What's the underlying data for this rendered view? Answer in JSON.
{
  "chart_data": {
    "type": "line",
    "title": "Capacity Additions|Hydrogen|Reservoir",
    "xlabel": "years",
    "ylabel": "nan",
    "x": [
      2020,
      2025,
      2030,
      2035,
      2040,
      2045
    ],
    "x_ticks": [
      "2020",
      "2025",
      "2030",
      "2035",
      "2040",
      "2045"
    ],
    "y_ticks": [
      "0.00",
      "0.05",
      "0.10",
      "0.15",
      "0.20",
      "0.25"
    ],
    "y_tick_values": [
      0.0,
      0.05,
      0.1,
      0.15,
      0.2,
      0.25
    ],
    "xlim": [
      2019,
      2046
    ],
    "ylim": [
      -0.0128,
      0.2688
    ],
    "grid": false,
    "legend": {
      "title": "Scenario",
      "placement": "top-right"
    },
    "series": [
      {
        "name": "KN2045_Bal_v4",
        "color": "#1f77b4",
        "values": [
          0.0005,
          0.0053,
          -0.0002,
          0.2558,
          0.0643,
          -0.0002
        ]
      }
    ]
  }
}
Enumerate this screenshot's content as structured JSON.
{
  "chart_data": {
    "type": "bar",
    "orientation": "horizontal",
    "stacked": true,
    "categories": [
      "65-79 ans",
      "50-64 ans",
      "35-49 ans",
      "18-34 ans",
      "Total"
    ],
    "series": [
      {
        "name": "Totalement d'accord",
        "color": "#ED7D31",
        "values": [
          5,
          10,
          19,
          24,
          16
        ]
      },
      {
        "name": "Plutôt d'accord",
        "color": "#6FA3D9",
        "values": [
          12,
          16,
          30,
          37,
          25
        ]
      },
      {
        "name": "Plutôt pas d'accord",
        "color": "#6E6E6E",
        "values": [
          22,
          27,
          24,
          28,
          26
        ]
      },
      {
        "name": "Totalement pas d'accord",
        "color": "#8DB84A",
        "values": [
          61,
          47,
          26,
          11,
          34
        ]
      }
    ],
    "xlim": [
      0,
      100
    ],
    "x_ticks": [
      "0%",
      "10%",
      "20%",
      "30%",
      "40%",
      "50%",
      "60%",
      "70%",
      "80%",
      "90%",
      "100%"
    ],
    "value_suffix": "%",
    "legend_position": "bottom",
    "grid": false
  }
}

···

**Exercise prompt:**
Look over the listing. Pull out every line with the string "title" in it.

**Exercise result:**
    "title": "Capacity Additions|Hydrogen|Reservoir",
      "title": "Scenario",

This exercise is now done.